> _WHAT THE TASK ASKS_:
Below are some records. Pull every line that contains the word "title".

> _DATA FOR THIS EXERCISE_:

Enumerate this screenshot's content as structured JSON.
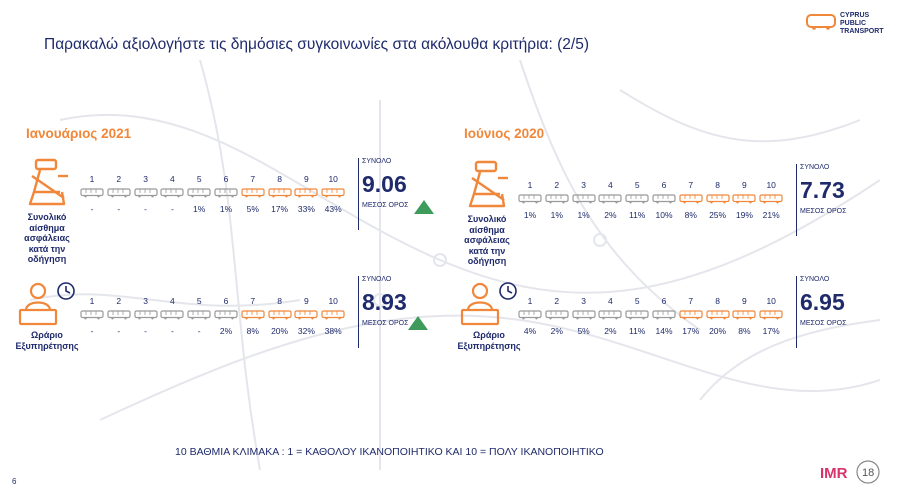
{
  "title": "Παρακαλώ αξιολογήστε τις δημόσιες συγκοινωνίες στα ακόλουθα κριτήρια: (2/5)",
  "logo": {
    "line1": "CYPRUS",
    "line2": "PUBLIC",
    "line3": "TRANSPORT"
  },
  "colors": {
    "navy": "#1f2a6b",
    "orange": "#f0873a",
    "grey": "#9a9a9a",
    "green": "#3f9b5c"
  },
  "periods": {
    "left": "Ιανουάριος 2021",
    "right": "Ιούνιος 2020"
  },
  "scale_numbers": [
    "1",
    "2",
    "3",
    "4",
    "5",
    "6",
    "7",
    "8",
    "9",
    "10"
  ],
  "labels": {
    "safety": [
      "Συνολικό",
      "αίσθημα",
      "ασφάλειας",
      "κατά την",
      "οδήγηση"
    ],
    "schedule": [
      "Ωράριο",
      "Εξυπηρέτησης"
    ]
  },
  "score_labels": {
    "total": "ΣΥΝΟΛΟ",
    "mean": "ΜΕΣΟΣ ΟΡΟΣ"
  },
  "jan2021": {
    "safety": {
      "pcts": [
        "-",
        "-",
        "-",
        "-",
        "1%",
        "1%",
        "5%",
        "17%",
        "33%",
        "43%"
      ],
      "total": "9.06"
    },
    "schedule": {
      "pcts": [
        "-",
        "-",
        "-",
        "-",
        "-",
        "2%",
        "8%",
        "20%",
        "32%",
        "38%"
      ],
      "total": "8.93"
    }
  },
  "jun2020": {
    "safety": {
      "pcts": [
        "1%",
        "1%",
        "1%",
        "2%",
        "11%",
        "10%",
        "8%",
        "25%",
        "19%",
        "21%"
      ],
      "total": "7.73"
    },
    "schedule": {
      "pcts": [
        "4%",
        "2%",
        "5%",
        "2%",
        "11%",
        "14%",
        "17%",
        "20%",
        "8%",
        "17%"
      ],
      "total": "6.95"
    }
  },
  "footer": "10 ΒΑΘΜΙΑ ΚΛΙΜΑΚΑ : 1 = ΚΑΘΟΛΟΥ ΙΚΑΝΟΠΟΙΗΤΙΚΟ ΚΑΙ 10 = ΠΟΛΥ ΙΚΑΝΟΠΟΙΗΤΙΚΟ",
  "page_number": "6",
  "imr_logo": {
    "text": "IMR",
    "badge": "18"
  }
}
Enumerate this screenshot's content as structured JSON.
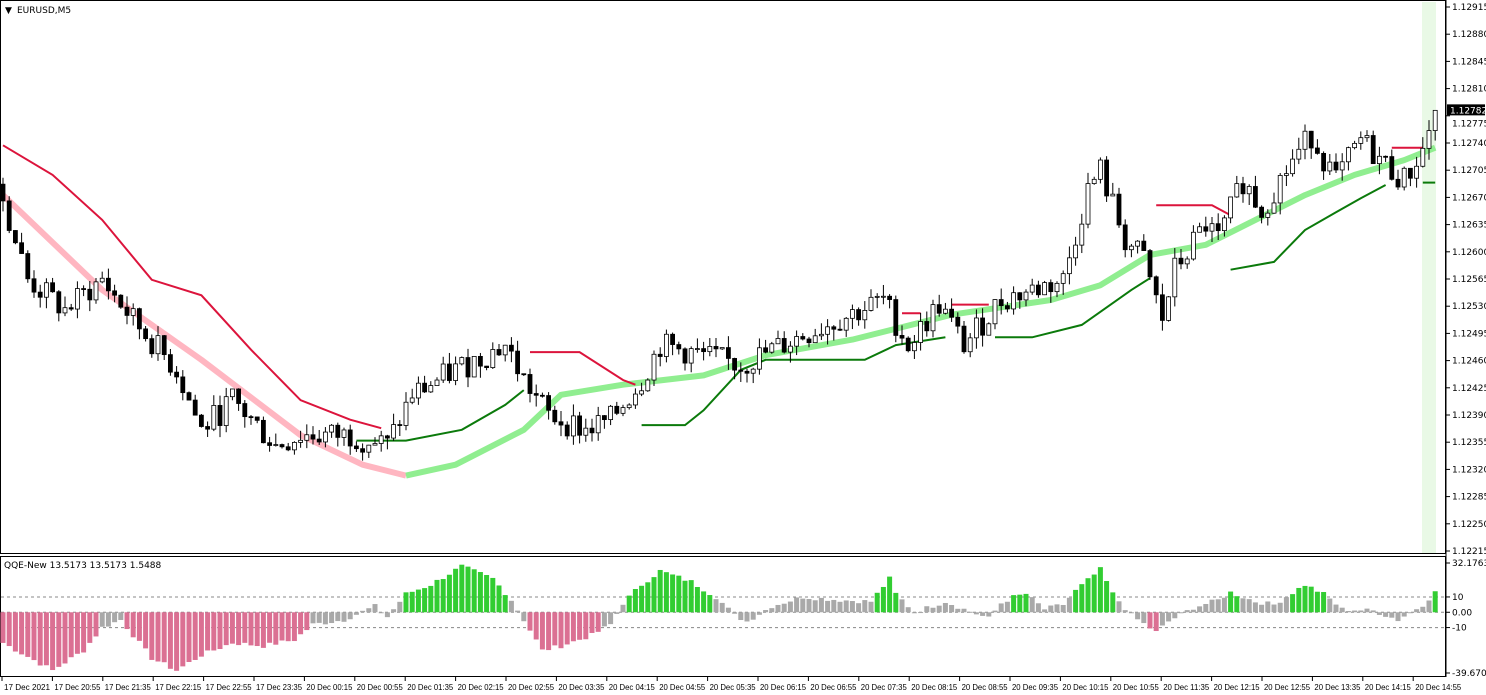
{
  "chart_data": [
    {
      "type": "candlestick",
      "title": "EURUSD,M5",
      "bars": 232,
      "ylim": [
        1.12215,
        1.12915
      ],
      "yticks": [
        "1.12915",
        "1.12880",
        "1.12845",
        "1.12810",
        "1.12775",
        "1.12740",
        "1.12705",
        "1.12670",
        "1.12635",
        "1.12600",
        "1.12565",
        "1.12530",
        "1.12495",
        "1.12460",
        "1.12425",
        "1.12390",
        "1.12355",
        "1.12320",
        "1.12285",
        "1.12250",
        "1.12215"
      ],
      "current_price": "1.12782",
      "close_path": [
        [
          0,
          1.12667
        ],
        [
          4,
          1.12564
        ],
        [
          10,
          1.12525
        ],
        [
          16,
          1.12564
        ],
        [
          21,
          1.12512
        ],
        [
          28,
          1.12448
        ],
        [
          32,
          1.12371
        ],
        [
          37,
          1.12409
        ],
        [
          44,
          1.12351
        ],
        [
          48,
          1.12364
        ],
        [
          56,
          1.12364
        ],
        [
          62,
          1.12351
        ],
        [
          66,
          1.12416
        ],
        [
          73,
          1.12448
        ],
        [
          81,
          1.1248
        ],
        [
          84,
          1.12435
        ],
        [
          88,
          1.1239
        ],
        [
          94,
          1.12371
        ],
        [
          98,
          1.12384
        ],
        [
          103,
          1.12435
        ],
        [
          106,
          1.1248
        ],
        [
          119,
          1.12454
        ],
        [
          129,
          1.12493
        ],
        [
          142,
          1.12538
        ],
        [
          146,
          1.1248
        ],
        [
          151,
          1.12532
        ],
        [
          155,
          1.1248
        ],
        [
          161,
          1.12538
        ],
        [
          166,
          1.12551
        ],
        [
          171,
          1.12564
        ],
        [
          175,
          1.1268
        ],
        [
          177,
          1.12705
        ],
        [
          181,
          1.12615
        ],
        [
          184,
          1.1259
        ],
        [
          187,
          1.12512
        ],
        [
          189,
          1.12577
        ],
        [
          194,
          1.12635
        ],
        [
          196,
          1.12615
        ],
        [
          200,
          1.12692
        ],
        [
          203,
          1.12654
        ],
        [
          208,
          1.12718
        ],
        [
          211,
          1.1275
        ],
        [
          215,
          1.12692
        ],
        [
          219,
          1.12744
        ],
        [
          223,
          1.12712
        ],
        [
          226,
          1.12692
        ],
        [
          229,
          1.12731
        ],
        [
          231,
          1.12782
        ]
      ],
      "ma_line": {
        "down_color": "#ffb6c1",
        "up_color": "#90ee90",
        "turn_bar": 65,
        "points": [
          [
            0,
            1.12673
          ],
          [
            16,
            1.12551
          ],
          [
            32,
            1.12461
          ],
          [
            48,
            1.12364
          ],
          [
            58,
            1.12326
          ],
          [
            65,
            1.12312
          ],
          [
            73,
            1.12326
          ],
          [
            84,
            1.12371
          ],
          [
            90,
            1.12416
          ],
          [
            100,
            1.12429
          ],
          [
            113,
            1.12441
          ],
          [
            123,
            1.12467
          ],
          [
            137,
            1.12487
          ],
          [
            153,
            1.12519
          ],
          [
            169,
            1.12538
          ],
          [
            177,
            1.12557
          ],
          [
            185,
            1.12596
          ],
          [
            194,
            1.12609
          ],
          [
            202,
            1.12641
          ],
          [
            210,
            1.12673
          ],
          [
            218,
            1.12699
          ],
          [
            226,
            1.12718
          ],
          [
            231,
            1.12734
          ]
        ]
      },
      "resistance_segments": {
        "color": "#dc143c",
        "segments": [
          [
            [
              0,
              1.12737
            ],
            [
              8,
              1.12699
            ],
            [
              16,
              1.12641
            ],
            [
              24,
              1.12564
            ],
            [
              32,
              1.12544
            ],
            [
              40,
              1.12474
            ],
            [
              48,
              1.12409
            ],
            [
              56,
              1.12384
            ],
            [
              61,
              1.12373
            ]
          ],
          [
            [
              85,
              1.12471
            ],
            [
              93,
              1.12471
            ],
            [
              100,
              1.12435
            ],
            [
              102,
              1.12429
            ]
          ],
          [
            [
              145,
              1.12521
            ],
            [
              148,
              1.12521
            ]
          ],
          [
            [
              153,
              1.12532
            ],
            [
              159,
              1.12532
            ]
          ],
          [
            [
              186,
              1.1266
            ],
            [
              195,
              1.1266
            ],
            [
              198,
              1.12647
            ]
          ],
          [
            [
              224,
              1.12734
            ],
            [
              229,
              1.12734
            ]
          ]
        ]
      },
      "support_segments": {
        "color": "#0b7a0b",
        "segments": [
          [
            [
              57,
              1.12357
            ],
            [
              65,
              1.12357
            ],
            [
              74,
              1.12371
            ],
            [
              81,
              1.12403
            ],
            [
              84,
              1.12422
            ]
          ],
          [
            [
              103,
              1.12377
            ],
            [
              110,
              1.12377
            ],
            [
              113,
              1.12396
            ],
            [
              119,
              1.12448
            ],
            [
              123,
              1.12461
            ],
            [
              139,
              1.12461
            ],
            [
              144,
              1.1248
            ],
            [
              152,
              1.1249
            ]
          ],
          [
            [
              160,
              1.1249
            ],
            [
              166,
              1.1249
            ],
            [
              174,
              1.12506
            ],
            [
              182,
              1.12551
            ],
            [
              185,
              1.12566
            ]
          ],
          [
            [
              198,
              1.12577
            ],
            [
              205,
              1.12587
            ],
            [
              210,
              1.12628
            ],
            [
              215,
              1.12651
            ],
            [
              219,
              1.12669
            ],
            [
              223,
              1.12686
            ]
          ],
          [
            [
              229,
              1.12689
            ],
            [
              231,
              1.12689
            ]
          ]
        ]
      },
      "xticks": [
        "17 Dec 2021",
        "17 Dec 20:55",
        "17 Dec 21:35",
        "17 Dec 22:15",
        "17 Dec 22:55",
        "17 Dec 23:35",
        "20 Dec 00:15",
        "20 Dec 00:55",
        "20 Dec 01:35",
        "20 Dec 02:15",
        "20 Dec 02:55",
        "20 Dec 03:35",
        "20 Dec 04:15",
        "20 Dec 04:55",
        "20 Dec 05:35",
        "20 Dec 06:15",
        "20 Dec 06:55",
        "20 Dec 07:35",
        "20 Dec 08:15",
        "20 Dec 08:55",
        "20 Dec 09:35",
        "20 Dec 10:15",
        "20 Dec 10:55",
        "20 Dec 11:35",
        "20 Dec 12:15",
        "20 Dec 12:55",
        "20 Dec 13:35",
        "20 Dec 14:15",
        "20 Dec 14:55"
      ]
    },
    {
      "type": "bar",
      "title": "QQE-New 13.5173 13.5173 1.5488",
      "ylim": [
        -39.6702,
        32.1763
      ],
      "yticks": [
        "32.1763",
        "10",
        "0.00",
        "-10",
        "-39.6702"
      ],
      "levels": [
        10,
        0,
        -10
      ],
      "colors": {
        "up": "#32cd32",
        "down": "#db7093",
        "neutral": "#a9a9a9"
      },
      "value_path": [
        [
          0,
          -20
        ],
        [
          8,
          -38
        ],
        [
          13,
          -25
        ],
        [
          16,
          -10
        ],
        [
          19,
          -5
        ],
        [
          24,
          -30
        ],
        [
          28,
          -38
        ],
        [
          32,
          -28
        ],
        [
          37,
          -20
        ],
        [
          42,
          -22
        ],
        [
          47,
          -18
        ],
        [
          50,
          -8
        ],
        [
          55,
          -5
        ],
        [
          60,
          4
        ],
        [
          62,
          -3
        ],
        [
          65,
          12
        ],
        [
          69,
          18
        ],
        [
          74,
          30
        ],
        [
          79,
          22
        ],
        [
          82,
          8
        ],
        [
          84,
          -5
        ],
        [
          87,
          -25
        ],
        [
          90,
          -22
        ],
        [
          95,
          -15
        ],
        [
          98,
          -8
        ],
        [
          100,
          6
        ],
        [
          103,
          18
        ],
        [
          106,
          27
        ],
        [
          111,
          20
        ],
        [
          115,
          10
        ],
        [
          118,
          -2
        ],
        [
          120,
          -6
        ],
        [
          124,
          4
        ],
        [
          129,
          10
        ],
        [
          135,
          8
        ],
        [
          140,
          7
        ],
        [
          143,
          22
        ],
        [
          144,
          12
        ],
        [
          147,
          0
        ],
        [
          152,
          7
        ],
        [
          155,
          2
        ],
        [
          159,
          -4
        ],
        [
          161,
          6
        ],
        [
          163,
          10
        ],
        [
          165,
          12
        ],
        [
          168,
          2
        ],
        [
          171,
          5
        ],
        [
          173,
          14
        ],
        [
          177,
          28
        ],
        [
          179,
          12
        ],
        [
          182,
          -2
        ],
        [
          186,
          -13
        ],
        [
          188,
          -6
        ],
        [
          192,
          3
        ],
        [
          196,
          8
        ],
        [
          198,
          13
        ],
        [
          202,
          7
        ],
        [
          205,
          5
        ],
        [
          210,
          18
        ],
        [
          213,
          12
        ],
        [
          216,
          2
        ],
        [
          221,
          1
        ],
        [
          225,
          -5
        ],
        [
          229,
          5
        ],
        [
          231,
          13
        ]
      ]
    }
  ]
}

> _RESPONSE BELOW_:
  "title": "Παρακαλώ αξιολογήστε τις δημόσιες συγκοινωνίες στα ακόλουθα κριτήρια: (2/5)",
      "title": "EURUSD,M5",
      "title": "QQE-New 13.5173 13.5173 1.5488",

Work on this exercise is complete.